**Task to complete**
Look through the records below and copy each line that includes the word "arbeta".

**Study material**

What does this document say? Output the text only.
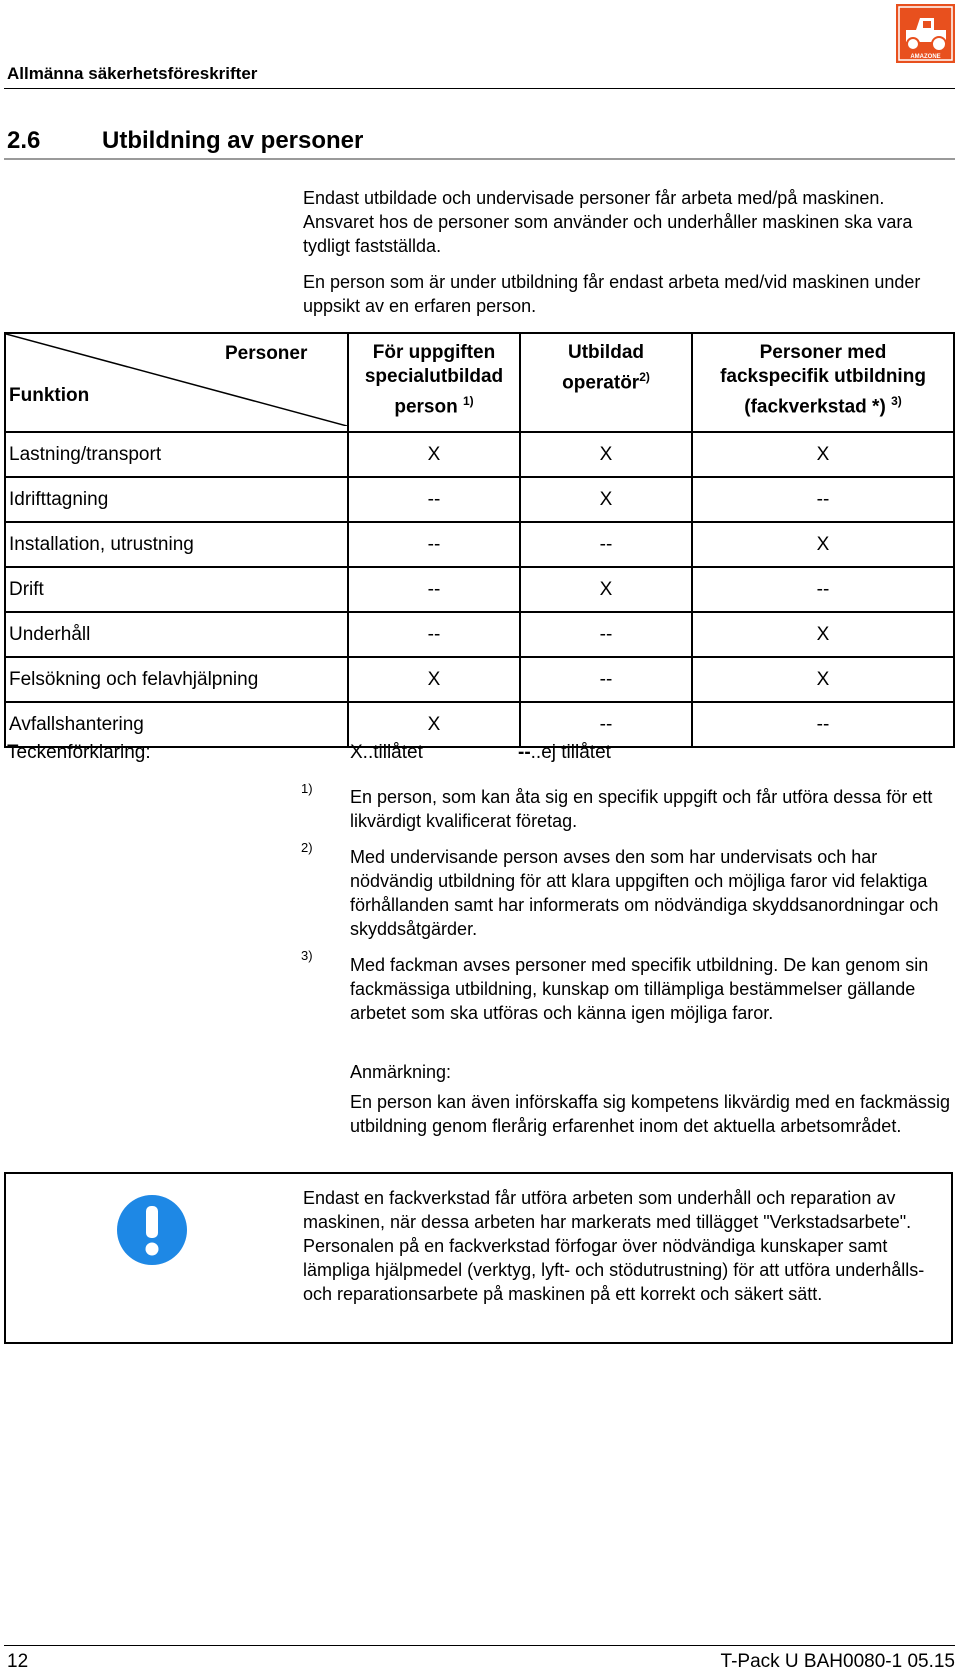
Allmänna säkerhetsföreskrifter
AMAZONE
2.6	Utbildning av personer
Endast utbildade och undervisade personer får arbeta med/på maskinen. Ansvaret hos de personer som använder och underhåller maskinen ska vara tydligt fastställda.
En person som är under utbildning får endast arbeta med/vid maskinen under uppsikt av en erfaren person.
Personer
Funktion	För uppgiften
specialutbildad
person $^{1)}$	Utbildad
operatör$^{2)}$	Personer med
fackspecifik utbildning
(fackverkstad *) $^{3)}$
Lastning/transport	X	X	X
Idrifttagning	--	X	--
Installation, utrustning	--	--	X
Drift	--	X	--
Underhåll	--	--	X
Felsökning och felavhjälpning	X	--	X
Avfallshantering	X	--	--
Teckenförklaring:	X..tillåtet	--..ej tillåtet
1) En person, som kan åta sig en specifik uppgift och får utföra dessa för ett likvärdigt kvalificerat företag.
2) Med undervisande person avses den som har undervisats och har nödvändig utbildning för att klara uppgiften och möjliga faror vid felaktiga förhållanden samt har informerats om nödvändiga skyddsanordningar och skyddsåtgärder.
3) Med fackman avses personer med specifik utbildning. De kan genom sin fackmässiga utbildning, kunskap om tillämpliga bestämmelser gällande arbetet som ska utföras och känna igen möjliga faror.
Anmärkning:
En person kan även införskaffa sig kompetens likvärdig med en fackmässig utbildning genom flerårig erfarenhet inom det aktuella arbetsområdet.
Endast en fackverkstad får utföra arbeten som underhåll och reparation av maskinen, när dessa arbeten har markerats med tillägget "Verkstadsarbete". Personalen på en fackverkstad förfogar över nödvändiga kunskaper samt lämpliga hjälpmedel (verktyg, lyft- och stödutrustning) för att utföra underhålls- och reparationsarbete på maskinen på ett korrekt och säkert sätt.
12	T-Pack U BAH0080-1 05.15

**Exercise solution**
Endast utbildade och undervisade personer får arbeta med/på maskinen. Ansvaret hos de personer som använder och underhåller maskinen ska vara tydligt fastställda.
En person som är under utbildning får endast arbeta med/vid maskinen under uppsikt av en erfaren person.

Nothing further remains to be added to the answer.